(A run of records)

+ + + +

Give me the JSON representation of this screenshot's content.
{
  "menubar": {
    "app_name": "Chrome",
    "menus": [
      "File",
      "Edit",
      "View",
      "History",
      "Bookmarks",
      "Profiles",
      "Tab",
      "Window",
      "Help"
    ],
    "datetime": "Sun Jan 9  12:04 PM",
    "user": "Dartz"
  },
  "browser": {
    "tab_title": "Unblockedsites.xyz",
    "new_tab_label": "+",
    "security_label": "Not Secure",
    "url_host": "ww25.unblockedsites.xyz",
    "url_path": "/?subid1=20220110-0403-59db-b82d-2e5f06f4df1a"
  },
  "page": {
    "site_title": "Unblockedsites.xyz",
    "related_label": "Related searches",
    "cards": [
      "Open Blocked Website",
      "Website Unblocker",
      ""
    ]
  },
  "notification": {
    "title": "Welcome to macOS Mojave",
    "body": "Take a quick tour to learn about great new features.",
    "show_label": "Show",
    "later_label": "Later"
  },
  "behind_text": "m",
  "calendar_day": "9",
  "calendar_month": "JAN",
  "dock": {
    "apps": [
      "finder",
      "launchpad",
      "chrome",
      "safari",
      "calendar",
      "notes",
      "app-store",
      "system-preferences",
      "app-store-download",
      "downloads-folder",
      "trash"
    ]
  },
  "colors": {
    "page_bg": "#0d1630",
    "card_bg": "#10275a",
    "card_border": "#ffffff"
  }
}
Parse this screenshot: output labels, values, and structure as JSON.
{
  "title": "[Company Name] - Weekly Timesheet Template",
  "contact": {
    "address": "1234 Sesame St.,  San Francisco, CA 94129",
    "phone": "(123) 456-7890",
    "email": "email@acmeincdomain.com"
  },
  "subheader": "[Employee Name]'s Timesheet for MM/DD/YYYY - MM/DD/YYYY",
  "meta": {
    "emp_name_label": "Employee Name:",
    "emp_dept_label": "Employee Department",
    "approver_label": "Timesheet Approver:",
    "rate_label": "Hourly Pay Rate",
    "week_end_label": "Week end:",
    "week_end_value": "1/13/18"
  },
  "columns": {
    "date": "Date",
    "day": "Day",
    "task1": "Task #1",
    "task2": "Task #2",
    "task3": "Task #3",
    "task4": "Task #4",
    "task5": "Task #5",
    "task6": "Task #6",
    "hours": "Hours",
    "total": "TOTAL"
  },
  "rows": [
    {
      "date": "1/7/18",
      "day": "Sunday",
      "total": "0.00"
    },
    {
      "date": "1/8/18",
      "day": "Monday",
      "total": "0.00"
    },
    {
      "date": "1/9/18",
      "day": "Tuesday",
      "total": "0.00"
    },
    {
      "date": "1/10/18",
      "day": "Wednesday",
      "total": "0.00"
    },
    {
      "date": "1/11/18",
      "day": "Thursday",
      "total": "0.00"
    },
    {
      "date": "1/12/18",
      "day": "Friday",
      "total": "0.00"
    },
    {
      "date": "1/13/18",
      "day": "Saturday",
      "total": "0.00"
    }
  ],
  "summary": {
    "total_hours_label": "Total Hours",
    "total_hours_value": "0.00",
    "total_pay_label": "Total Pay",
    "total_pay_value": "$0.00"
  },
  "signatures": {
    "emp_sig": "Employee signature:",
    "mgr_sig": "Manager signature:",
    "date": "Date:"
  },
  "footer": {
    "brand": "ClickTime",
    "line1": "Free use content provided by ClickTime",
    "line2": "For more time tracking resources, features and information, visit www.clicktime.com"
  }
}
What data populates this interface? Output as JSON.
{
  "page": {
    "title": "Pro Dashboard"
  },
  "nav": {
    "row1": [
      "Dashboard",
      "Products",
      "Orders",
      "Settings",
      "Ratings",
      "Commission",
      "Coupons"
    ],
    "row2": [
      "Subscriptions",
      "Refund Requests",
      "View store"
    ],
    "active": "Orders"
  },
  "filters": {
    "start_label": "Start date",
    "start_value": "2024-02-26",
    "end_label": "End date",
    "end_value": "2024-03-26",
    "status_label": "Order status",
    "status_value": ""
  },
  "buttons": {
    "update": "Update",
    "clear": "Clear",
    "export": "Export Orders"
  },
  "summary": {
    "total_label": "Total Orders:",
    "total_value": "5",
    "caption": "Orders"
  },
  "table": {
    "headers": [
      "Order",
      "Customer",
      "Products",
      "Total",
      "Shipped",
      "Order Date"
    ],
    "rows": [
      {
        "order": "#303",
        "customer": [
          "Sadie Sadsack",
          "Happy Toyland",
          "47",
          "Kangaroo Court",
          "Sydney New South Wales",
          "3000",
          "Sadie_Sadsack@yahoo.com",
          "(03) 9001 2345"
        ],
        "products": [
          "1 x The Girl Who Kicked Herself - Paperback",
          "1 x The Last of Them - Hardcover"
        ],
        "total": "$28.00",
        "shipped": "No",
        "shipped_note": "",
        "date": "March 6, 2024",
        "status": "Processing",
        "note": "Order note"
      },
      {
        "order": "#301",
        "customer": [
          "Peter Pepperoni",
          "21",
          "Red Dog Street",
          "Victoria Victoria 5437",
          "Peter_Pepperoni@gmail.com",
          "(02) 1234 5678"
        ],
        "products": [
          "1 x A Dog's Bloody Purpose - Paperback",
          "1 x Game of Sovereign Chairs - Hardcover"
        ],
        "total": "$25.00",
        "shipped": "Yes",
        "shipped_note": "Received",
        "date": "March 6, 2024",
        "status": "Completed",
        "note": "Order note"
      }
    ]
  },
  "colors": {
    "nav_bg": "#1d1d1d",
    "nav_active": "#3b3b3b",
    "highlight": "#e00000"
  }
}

+ + + +

From the data, list each line in which the string "Paperback" appears.

          "1 x The Girl Who Kicked Herself - Paperback",
          "1 x A Dog's Bloody Purpose - Paperback",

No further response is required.